▸ **Exercise details**: Find each line holding the word "Snarvei" and give the number of such lines, nothing else.

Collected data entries
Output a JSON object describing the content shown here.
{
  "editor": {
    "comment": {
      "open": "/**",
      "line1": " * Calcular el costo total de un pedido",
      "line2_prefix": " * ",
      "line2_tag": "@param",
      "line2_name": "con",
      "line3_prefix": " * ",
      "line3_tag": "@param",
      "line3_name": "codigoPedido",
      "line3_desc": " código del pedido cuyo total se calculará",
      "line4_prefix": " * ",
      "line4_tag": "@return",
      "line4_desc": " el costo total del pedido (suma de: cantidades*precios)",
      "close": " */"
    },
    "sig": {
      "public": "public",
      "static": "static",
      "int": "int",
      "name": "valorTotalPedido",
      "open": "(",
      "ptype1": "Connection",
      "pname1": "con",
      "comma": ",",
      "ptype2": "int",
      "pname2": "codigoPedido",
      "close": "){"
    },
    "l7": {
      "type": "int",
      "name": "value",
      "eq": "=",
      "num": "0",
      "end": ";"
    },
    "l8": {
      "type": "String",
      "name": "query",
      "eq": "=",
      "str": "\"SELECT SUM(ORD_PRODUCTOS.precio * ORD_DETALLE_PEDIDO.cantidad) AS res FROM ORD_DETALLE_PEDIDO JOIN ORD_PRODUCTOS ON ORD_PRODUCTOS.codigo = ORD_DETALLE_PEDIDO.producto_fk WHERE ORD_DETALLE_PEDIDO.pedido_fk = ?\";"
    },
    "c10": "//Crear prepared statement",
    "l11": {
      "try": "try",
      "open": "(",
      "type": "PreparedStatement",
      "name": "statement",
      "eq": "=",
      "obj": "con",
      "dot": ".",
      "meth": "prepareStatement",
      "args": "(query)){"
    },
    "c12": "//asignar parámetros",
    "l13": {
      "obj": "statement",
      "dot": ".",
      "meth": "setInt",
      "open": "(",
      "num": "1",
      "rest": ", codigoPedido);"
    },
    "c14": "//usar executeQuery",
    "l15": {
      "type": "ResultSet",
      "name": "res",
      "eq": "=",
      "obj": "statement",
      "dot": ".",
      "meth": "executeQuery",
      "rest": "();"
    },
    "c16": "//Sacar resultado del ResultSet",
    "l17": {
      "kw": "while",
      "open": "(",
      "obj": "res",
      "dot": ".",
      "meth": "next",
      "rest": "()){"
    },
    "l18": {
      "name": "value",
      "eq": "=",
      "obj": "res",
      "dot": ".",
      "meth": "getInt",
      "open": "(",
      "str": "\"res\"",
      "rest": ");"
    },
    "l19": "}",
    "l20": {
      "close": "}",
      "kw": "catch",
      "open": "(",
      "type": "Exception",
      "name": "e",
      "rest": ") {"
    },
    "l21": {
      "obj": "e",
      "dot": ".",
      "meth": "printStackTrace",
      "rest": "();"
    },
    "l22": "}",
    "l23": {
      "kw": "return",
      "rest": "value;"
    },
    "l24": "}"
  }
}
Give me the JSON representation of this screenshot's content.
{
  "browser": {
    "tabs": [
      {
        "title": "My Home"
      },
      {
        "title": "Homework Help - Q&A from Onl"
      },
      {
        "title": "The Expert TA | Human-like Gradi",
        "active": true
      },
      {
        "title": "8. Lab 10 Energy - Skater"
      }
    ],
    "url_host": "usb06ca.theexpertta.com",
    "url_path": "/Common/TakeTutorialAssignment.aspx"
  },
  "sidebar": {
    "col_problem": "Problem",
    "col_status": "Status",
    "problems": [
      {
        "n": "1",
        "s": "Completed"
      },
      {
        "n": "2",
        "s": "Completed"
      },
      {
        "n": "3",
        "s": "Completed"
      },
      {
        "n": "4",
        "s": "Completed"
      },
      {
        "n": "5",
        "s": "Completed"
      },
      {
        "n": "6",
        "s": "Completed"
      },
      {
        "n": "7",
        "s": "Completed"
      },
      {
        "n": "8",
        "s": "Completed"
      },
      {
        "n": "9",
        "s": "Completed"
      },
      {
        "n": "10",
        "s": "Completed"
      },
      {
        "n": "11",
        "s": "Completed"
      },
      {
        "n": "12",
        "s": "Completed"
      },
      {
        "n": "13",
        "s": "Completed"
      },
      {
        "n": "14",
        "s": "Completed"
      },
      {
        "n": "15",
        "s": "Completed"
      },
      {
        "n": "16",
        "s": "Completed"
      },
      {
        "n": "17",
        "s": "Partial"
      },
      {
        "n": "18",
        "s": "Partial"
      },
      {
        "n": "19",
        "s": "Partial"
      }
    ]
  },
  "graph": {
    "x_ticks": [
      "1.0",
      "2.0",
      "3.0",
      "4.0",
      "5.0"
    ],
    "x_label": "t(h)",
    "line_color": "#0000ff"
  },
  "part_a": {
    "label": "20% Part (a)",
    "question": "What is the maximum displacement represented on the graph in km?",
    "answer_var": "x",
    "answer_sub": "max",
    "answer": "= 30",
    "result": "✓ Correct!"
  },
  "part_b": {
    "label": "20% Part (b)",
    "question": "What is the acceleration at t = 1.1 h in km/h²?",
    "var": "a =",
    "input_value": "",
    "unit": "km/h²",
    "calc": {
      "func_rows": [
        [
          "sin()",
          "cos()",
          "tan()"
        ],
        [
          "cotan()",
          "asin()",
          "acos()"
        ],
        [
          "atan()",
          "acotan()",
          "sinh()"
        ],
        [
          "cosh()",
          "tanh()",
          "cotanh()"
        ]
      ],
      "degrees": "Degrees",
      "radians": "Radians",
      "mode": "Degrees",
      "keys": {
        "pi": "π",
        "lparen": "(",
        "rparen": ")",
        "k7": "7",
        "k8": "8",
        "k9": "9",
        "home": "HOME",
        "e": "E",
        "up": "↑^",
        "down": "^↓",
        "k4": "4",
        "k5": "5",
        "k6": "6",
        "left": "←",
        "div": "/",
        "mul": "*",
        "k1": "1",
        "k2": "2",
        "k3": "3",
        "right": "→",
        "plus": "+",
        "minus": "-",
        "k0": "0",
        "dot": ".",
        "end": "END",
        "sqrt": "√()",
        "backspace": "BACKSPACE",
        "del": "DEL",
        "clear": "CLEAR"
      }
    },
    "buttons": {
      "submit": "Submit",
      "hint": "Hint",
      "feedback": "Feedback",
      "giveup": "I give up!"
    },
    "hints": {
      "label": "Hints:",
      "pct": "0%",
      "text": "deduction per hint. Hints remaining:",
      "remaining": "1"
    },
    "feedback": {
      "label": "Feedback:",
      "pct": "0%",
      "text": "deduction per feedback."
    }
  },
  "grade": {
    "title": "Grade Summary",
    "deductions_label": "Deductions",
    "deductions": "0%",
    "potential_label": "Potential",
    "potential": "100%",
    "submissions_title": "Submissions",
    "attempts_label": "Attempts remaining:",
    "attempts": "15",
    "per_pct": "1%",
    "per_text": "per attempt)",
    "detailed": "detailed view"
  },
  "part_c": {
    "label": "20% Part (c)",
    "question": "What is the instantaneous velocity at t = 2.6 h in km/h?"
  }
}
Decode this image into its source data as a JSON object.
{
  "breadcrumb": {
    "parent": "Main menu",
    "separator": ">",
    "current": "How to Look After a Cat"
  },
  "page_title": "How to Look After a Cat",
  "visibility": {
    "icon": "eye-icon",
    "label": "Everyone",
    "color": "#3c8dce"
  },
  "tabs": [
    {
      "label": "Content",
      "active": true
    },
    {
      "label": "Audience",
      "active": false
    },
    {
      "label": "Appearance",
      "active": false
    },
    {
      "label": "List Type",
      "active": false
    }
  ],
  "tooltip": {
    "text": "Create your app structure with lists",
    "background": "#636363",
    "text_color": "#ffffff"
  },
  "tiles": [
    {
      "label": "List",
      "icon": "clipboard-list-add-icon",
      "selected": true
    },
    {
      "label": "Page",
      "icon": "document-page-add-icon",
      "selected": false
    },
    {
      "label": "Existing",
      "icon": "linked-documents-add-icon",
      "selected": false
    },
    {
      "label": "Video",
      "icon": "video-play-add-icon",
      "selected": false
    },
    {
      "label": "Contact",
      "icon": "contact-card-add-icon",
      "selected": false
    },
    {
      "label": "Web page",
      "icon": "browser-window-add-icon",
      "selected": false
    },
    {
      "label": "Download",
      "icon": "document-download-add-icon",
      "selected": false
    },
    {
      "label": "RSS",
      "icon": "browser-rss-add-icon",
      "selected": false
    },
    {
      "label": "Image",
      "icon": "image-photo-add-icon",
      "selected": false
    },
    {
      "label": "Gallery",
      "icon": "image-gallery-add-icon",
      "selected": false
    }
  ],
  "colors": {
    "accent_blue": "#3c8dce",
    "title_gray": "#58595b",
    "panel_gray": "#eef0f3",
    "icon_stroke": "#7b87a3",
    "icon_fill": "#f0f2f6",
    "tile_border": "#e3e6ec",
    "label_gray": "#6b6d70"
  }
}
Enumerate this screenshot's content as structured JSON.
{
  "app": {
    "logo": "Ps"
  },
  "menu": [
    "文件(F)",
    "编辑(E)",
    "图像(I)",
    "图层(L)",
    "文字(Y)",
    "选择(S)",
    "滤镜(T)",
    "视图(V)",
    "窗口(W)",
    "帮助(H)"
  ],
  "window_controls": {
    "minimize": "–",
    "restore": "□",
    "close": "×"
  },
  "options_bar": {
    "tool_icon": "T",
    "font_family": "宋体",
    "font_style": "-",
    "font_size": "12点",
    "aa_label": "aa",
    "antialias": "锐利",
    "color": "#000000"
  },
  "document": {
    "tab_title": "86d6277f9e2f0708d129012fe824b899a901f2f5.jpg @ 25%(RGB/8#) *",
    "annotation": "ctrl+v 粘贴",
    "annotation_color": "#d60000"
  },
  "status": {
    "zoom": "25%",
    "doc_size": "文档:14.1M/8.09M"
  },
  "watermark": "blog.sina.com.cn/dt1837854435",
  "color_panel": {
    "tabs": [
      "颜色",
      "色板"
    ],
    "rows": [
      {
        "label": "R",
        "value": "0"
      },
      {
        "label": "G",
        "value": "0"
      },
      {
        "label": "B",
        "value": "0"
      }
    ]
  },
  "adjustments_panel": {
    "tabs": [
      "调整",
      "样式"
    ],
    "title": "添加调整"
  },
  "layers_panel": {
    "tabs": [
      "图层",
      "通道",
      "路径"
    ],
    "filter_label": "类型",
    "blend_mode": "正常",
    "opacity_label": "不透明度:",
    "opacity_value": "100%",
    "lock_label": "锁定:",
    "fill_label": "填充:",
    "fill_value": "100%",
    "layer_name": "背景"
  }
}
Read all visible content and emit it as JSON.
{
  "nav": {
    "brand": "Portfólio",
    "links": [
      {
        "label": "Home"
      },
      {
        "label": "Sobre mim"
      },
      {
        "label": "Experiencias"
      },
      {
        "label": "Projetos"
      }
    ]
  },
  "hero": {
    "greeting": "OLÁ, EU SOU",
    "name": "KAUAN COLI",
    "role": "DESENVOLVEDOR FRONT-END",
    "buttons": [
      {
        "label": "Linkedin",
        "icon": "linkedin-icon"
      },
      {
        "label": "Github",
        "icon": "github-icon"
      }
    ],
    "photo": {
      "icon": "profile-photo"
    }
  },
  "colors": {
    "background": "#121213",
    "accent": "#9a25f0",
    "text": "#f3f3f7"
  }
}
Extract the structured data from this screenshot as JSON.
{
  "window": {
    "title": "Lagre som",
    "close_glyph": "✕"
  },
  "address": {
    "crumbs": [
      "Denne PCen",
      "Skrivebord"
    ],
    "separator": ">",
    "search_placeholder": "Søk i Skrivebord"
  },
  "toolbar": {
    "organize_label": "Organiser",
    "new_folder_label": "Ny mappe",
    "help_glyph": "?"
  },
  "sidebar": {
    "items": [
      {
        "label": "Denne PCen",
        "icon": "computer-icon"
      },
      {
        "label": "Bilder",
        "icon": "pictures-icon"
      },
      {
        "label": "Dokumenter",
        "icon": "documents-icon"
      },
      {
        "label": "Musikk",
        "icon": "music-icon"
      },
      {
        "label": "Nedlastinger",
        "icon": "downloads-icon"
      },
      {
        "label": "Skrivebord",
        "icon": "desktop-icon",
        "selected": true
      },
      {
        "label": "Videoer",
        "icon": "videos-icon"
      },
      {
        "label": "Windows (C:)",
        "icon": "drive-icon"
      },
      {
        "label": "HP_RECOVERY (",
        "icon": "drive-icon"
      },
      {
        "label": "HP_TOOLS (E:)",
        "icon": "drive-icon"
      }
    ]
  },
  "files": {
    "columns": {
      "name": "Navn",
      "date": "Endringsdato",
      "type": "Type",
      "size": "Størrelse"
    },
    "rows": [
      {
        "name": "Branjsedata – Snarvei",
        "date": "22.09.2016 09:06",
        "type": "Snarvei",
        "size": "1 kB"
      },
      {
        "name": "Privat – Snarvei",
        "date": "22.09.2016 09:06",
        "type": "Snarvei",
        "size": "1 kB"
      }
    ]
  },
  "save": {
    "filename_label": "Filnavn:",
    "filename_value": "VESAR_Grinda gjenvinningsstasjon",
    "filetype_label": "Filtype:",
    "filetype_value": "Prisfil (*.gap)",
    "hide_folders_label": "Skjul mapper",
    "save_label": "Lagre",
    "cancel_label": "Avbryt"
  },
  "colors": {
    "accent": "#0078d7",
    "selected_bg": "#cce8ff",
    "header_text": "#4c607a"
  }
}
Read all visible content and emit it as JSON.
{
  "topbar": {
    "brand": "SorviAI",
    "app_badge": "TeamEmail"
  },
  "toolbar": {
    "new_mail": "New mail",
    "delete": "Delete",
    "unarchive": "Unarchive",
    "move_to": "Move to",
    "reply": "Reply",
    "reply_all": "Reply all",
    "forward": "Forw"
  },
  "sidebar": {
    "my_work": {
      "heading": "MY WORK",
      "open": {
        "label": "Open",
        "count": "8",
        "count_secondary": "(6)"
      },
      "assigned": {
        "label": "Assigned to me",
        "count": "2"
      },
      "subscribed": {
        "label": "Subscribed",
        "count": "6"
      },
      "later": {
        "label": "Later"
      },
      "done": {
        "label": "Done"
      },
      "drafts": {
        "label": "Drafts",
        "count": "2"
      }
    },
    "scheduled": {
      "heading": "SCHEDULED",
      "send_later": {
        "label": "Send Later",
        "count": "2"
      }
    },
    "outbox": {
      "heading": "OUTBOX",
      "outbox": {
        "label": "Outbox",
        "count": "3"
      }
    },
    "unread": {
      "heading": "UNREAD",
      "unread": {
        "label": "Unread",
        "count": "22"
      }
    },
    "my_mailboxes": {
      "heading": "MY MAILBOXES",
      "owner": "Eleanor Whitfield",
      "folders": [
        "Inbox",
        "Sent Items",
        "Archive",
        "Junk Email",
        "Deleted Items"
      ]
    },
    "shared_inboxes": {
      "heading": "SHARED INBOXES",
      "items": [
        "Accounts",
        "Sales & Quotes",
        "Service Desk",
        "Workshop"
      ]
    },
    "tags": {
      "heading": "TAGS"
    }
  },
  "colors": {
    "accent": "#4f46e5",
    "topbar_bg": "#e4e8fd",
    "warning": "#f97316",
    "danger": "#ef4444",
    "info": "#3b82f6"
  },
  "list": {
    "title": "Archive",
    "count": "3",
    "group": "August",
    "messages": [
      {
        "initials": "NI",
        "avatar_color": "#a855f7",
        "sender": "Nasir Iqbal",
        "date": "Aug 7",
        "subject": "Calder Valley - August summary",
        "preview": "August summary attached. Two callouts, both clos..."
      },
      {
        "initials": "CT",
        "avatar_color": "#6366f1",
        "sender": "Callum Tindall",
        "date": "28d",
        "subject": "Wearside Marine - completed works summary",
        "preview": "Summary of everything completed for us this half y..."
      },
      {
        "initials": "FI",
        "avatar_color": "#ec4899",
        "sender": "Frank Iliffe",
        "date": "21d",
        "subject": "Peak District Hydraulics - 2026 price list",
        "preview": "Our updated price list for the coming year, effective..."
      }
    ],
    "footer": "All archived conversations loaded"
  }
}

▸ **Task answer**: 4